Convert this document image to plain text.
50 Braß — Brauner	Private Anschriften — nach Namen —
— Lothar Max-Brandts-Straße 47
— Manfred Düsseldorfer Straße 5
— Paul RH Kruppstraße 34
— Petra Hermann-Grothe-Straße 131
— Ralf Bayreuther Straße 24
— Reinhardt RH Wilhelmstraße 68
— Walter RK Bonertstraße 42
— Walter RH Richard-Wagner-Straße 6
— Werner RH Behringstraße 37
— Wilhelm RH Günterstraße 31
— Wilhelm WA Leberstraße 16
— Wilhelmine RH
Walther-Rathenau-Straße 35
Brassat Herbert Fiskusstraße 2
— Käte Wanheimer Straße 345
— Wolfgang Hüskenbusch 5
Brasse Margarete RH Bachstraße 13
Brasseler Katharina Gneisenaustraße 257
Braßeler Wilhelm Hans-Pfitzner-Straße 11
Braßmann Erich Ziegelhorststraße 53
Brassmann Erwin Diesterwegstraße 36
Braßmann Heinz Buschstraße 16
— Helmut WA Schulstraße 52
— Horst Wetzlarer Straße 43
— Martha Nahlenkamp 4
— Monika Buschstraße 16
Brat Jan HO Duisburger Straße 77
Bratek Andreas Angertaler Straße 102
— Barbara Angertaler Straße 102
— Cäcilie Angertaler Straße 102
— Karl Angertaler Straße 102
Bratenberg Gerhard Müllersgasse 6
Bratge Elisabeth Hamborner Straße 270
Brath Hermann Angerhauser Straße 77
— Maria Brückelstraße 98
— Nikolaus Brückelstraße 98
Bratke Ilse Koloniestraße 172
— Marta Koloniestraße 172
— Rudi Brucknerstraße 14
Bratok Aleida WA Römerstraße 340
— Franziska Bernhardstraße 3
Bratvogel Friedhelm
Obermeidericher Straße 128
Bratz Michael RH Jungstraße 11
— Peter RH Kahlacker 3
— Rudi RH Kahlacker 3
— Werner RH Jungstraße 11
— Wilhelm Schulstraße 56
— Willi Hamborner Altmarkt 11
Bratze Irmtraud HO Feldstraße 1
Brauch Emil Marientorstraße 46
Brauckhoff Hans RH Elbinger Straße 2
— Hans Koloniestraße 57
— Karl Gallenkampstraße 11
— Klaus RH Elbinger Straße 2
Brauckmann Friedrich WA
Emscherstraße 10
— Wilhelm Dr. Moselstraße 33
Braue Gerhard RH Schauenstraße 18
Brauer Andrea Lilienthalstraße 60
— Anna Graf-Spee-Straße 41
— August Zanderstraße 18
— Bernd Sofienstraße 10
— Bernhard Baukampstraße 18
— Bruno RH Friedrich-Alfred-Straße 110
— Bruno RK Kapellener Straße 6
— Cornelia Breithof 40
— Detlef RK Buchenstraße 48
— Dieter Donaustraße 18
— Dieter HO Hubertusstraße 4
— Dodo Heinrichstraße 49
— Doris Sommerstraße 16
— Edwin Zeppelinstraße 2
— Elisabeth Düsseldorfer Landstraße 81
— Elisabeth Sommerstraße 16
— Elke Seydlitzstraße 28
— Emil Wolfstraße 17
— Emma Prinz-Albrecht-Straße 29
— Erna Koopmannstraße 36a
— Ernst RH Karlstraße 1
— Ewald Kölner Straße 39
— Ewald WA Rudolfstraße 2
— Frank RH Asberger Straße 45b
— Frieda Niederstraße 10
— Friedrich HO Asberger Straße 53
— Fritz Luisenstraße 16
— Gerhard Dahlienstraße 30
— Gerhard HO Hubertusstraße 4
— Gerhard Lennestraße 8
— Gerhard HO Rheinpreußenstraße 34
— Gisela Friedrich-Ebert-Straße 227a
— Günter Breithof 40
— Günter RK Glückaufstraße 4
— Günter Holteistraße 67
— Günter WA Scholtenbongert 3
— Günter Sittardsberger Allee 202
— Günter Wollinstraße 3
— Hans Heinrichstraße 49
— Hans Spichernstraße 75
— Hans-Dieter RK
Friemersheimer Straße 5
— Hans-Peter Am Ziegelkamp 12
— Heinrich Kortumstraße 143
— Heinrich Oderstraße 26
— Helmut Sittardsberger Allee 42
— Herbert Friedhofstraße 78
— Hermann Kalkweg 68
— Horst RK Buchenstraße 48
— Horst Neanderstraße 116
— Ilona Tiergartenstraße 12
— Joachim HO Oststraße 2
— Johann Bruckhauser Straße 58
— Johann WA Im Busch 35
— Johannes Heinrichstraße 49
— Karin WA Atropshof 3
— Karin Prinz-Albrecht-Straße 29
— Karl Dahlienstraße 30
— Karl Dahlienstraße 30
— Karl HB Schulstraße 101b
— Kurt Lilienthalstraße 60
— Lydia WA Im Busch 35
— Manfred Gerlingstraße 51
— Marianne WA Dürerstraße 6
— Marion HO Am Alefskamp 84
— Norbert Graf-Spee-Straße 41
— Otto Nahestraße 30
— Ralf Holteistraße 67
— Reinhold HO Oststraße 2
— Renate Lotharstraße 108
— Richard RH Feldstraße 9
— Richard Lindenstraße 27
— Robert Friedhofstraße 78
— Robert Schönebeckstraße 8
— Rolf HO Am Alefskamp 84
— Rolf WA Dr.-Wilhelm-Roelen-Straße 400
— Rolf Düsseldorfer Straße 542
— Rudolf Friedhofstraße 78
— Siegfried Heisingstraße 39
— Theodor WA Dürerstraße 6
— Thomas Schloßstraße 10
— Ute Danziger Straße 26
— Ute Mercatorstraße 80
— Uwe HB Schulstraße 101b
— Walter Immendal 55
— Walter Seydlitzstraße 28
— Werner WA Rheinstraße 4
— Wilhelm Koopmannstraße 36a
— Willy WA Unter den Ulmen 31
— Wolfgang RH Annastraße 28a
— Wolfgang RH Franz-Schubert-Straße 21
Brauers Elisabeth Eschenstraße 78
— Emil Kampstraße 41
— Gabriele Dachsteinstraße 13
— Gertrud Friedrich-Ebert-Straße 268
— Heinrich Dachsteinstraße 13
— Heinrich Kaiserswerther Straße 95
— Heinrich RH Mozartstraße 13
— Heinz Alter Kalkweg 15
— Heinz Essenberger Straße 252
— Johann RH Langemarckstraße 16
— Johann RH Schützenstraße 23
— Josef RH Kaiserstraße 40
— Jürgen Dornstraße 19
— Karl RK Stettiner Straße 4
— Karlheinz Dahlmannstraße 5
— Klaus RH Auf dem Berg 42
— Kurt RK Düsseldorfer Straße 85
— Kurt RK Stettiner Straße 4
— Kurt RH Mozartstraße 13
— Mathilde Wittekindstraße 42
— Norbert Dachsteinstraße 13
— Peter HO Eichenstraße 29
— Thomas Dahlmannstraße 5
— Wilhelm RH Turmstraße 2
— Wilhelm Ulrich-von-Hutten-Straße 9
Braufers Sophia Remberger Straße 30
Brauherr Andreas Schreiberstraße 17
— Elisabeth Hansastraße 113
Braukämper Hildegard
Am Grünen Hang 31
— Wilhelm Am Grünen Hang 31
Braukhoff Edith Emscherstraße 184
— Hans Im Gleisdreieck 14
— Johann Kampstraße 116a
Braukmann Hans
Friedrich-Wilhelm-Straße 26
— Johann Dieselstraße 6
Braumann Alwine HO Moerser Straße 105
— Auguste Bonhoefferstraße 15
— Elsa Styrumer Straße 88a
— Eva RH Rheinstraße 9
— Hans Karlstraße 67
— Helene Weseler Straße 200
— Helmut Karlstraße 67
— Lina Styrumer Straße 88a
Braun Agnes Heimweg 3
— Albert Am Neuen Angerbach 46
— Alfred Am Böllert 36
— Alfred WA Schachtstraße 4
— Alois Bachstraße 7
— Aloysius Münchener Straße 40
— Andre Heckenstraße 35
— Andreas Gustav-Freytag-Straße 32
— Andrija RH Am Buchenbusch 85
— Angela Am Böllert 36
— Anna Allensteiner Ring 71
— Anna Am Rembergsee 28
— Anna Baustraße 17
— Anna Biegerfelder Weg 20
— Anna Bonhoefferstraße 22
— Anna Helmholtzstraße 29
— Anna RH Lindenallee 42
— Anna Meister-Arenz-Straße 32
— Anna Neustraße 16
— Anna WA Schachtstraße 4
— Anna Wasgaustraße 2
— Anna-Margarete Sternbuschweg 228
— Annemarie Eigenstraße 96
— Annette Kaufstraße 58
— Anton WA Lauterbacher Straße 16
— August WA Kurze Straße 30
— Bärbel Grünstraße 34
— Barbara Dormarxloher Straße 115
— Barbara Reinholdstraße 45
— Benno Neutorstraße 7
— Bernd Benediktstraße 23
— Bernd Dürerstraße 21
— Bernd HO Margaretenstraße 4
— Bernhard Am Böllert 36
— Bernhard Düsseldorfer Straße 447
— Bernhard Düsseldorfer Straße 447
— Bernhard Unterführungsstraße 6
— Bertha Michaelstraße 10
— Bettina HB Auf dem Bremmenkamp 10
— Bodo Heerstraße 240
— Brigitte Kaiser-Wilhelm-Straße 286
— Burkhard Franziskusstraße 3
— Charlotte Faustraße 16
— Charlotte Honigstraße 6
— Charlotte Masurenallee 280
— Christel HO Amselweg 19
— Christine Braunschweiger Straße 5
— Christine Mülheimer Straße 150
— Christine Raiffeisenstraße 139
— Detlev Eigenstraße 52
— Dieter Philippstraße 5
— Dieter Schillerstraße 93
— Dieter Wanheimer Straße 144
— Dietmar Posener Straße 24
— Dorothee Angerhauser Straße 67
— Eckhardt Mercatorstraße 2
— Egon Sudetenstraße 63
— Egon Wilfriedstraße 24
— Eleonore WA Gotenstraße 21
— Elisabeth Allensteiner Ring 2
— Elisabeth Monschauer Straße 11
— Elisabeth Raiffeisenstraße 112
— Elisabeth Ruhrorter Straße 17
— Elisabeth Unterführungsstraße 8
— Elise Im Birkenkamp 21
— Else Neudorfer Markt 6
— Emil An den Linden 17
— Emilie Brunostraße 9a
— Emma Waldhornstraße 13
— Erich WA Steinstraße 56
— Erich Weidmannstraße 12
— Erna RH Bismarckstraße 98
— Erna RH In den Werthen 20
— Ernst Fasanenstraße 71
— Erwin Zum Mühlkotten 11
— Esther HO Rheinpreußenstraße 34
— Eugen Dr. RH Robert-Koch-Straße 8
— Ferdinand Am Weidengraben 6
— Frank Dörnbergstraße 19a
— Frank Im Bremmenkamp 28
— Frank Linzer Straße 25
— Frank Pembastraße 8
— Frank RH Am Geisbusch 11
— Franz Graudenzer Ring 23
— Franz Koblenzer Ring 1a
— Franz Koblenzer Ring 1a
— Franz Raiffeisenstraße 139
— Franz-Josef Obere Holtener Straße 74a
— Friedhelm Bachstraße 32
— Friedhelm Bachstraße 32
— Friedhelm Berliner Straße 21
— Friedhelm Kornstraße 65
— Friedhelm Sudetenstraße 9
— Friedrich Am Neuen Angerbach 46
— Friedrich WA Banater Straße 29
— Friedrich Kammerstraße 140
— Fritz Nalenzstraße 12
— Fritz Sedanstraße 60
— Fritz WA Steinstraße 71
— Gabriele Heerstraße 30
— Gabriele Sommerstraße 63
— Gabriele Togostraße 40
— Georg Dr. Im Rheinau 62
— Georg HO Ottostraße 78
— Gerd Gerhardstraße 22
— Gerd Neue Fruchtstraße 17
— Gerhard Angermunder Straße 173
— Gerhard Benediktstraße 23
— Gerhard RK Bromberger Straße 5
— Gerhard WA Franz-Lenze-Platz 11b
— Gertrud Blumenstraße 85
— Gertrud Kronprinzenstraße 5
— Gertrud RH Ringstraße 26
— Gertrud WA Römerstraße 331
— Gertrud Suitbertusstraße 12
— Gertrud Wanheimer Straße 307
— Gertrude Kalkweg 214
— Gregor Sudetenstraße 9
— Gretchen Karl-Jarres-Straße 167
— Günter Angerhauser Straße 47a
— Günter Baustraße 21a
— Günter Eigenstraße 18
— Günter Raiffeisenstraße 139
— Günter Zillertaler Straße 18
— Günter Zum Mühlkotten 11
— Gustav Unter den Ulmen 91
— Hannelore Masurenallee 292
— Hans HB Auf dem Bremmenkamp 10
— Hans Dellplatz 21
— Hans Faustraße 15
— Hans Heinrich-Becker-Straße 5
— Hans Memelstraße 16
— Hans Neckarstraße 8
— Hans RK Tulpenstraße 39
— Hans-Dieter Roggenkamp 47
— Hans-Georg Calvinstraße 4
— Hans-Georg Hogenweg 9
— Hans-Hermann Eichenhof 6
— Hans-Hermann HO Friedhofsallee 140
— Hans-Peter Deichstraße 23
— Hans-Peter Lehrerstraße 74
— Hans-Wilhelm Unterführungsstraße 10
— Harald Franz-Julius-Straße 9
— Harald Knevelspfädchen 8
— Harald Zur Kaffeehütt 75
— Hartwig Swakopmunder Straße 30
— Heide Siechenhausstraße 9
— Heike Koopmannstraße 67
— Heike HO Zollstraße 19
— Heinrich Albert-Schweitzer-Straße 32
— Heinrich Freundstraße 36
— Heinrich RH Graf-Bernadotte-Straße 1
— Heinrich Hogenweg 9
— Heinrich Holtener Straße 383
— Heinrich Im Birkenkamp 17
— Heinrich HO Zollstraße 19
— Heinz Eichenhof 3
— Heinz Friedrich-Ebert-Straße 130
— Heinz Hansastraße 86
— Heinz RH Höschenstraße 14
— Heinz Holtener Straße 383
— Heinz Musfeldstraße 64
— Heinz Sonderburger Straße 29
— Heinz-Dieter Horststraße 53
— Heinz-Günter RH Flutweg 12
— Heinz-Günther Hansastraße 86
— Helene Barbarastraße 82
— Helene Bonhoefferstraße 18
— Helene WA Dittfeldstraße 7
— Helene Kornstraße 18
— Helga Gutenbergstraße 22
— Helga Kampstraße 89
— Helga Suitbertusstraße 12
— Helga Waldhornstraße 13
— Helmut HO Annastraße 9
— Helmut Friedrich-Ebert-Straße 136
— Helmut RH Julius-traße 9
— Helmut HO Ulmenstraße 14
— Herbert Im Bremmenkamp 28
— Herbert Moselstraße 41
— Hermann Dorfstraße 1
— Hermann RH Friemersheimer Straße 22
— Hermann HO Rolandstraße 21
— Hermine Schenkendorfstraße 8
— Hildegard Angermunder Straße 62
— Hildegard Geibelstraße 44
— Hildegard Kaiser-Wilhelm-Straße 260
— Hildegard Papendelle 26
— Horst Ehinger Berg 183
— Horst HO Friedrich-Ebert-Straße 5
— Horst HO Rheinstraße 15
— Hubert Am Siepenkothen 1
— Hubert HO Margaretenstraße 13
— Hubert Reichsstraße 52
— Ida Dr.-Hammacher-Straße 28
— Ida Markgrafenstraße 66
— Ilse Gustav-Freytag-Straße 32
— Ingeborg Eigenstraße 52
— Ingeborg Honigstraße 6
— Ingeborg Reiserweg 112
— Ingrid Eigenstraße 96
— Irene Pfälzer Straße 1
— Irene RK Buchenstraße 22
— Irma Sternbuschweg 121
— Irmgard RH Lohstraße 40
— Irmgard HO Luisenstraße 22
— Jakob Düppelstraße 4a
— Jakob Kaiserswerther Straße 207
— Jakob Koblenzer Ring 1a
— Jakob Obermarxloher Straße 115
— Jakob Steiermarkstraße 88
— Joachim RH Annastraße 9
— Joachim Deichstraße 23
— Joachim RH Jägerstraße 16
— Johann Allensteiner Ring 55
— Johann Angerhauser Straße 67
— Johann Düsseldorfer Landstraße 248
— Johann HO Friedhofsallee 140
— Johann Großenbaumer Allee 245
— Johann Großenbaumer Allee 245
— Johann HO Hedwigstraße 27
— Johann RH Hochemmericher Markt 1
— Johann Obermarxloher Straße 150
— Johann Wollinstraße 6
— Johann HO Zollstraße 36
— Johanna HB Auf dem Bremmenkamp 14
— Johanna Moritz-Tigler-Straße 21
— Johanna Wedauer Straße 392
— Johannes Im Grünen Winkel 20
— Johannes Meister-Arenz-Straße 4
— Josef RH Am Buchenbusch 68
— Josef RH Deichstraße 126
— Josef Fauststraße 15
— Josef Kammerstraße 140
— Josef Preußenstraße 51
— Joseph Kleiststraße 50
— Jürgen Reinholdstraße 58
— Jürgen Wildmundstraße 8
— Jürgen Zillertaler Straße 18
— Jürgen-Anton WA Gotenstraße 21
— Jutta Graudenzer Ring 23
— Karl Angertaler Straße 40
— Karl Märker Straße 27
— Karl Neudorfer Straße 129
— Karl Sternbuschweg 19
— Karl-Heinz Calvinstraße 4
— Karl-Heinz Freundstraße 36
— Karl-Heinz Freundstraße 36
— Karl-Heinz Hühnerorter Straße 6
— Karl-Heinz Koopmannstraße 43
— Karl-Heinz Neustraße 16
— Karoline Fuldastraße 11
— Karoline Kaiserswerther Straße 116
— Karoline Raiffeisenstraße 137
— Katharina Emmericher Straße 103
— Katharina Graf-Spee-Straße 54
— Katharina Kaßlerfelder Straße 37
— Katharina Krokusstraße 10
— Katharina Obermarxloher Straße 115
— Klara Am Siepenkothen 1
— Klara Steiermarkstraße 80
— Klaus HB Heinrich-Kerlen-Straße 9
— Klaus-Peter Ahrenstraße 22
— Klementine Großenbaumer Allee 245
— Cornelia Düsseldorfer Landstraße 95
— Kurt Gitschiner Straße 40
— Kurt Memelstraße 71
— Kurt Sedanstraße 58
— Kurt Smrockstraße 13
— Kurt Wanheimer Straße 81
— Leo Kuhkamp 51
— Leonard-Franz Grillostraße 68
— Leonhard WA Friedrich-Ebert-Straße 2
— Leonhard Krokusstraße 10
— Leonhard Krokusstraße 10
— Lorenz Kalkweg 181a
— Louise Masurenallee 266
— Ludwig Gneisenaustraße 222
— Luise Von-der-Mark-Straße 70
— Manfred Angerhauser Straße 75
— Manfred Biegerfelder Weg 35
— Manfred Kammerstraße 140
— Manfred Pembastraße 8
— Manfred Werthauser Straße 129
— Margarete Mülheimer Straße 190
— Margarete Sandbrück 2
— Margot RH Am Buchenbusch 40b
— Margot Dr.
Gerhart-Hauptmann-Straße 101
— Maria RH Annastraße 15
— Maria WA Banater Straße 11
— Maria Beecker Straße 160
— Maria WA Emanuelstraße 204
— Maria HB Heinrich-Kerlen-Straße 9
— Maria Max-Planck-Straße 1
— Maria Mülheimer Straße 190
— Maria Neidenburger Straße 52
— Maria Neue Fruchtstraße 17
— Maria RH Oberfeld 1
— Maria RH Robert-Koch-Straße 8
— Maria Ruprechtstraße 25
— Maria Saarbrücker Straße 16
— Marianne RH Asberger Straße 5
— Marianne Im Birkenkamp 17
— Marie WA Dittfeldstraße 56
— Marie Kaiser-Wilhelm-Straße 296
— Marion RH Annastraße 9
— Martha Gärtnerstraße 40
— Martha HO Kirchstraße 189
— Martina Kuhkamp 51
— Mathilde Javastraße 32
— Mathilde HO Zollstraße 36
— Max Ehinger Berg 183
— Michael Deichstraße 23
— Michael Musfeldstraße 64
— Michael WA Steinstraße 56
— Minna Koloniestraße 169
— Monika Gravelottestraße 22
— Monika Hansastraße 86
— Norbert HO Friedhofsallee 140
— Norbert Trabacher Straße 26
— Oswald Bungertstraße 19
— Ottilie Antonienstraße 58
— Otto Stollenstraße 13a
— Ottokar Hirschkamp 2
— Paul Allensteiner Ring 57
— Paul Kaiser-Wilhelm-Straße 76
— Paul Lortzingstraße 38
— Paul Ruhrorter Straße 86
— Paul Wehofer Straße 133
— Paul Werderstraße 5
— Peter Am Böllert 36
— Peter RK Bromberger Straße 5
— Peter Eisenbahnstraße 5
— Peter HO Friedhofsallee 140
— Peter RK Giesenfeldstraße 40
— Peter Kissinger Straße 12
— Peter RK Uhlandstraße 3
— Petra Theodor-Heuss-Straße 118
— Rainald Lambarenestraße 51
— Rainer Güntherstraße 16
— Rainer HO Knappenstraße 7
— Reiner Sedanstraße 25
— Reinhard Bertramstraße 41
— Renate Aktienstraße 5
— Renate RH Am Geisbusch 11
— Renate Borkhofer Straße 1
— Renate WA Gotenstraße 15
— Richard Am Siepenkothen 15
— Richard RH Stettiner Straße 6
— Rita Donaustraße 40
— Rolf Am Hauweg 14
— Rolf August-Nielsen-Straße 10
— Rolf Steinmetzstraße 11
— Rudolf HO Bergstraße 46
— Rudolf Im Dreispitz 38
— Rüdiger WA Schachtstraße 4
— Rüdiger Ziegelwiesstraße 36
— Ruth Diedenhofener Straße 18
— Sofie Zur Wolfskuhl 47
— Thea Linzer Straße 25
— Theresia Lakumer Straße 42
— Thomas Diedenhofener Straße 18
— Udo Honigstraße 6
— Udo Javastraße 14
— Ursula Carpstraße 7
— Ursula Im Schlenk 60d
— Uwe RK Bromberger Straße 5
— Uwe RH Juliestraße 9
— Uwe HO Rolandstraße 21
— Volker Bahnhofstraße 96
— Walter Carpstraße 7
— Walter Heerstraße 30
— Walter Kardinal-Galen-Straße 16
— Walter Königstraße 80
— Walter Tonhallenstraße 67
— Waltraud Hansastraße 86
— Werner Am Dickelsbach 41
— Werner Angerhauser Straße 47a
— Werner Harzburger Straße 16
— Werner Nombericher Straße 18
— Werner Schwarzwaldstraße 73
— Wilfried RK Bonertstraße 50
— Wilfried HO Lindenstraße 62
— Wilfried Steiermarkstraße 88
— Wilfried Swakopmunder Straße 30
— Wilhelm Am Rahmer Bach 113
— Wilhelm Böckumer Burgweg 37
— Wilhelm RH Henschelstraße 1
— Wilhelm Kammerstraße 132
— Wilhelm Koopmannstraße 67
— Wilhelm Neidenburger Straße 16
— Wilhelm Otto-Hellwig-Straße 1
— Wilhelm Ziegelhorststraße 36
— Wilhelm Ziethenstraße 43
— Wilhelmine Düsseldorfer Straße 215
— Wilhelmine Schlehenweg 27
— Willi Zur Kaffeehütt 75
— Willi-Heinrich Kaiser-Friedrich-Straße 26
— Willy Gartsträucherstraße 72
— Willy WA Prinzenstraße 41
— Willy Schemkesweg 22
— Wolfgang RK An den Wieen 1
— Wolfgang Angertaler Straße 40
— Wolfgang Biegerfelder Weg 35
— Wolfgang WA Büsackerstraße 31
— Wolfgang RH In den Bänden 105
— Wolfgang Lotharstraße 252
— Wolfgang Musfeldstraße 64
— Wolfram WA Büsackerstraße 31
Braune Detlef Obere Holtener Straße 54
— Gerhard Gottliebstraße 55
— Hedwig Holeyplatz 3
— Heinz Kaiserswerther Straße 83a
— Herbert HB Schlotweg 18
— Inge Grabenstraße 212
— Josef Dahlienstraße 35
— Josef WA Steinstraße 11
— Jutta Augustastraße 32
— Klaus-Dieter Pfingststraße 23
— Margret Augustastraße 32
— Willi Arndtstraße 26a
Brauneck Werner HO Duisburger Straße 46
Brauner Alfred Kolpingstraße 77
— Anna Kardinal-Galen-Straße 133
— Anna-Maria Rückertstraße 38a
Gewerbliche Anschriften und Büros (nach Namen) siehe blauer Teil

» **Exercise brief**
Looking at the material above, count the lines containing the string "Ingeborg" and reply with the count alone.

» **Full response**
3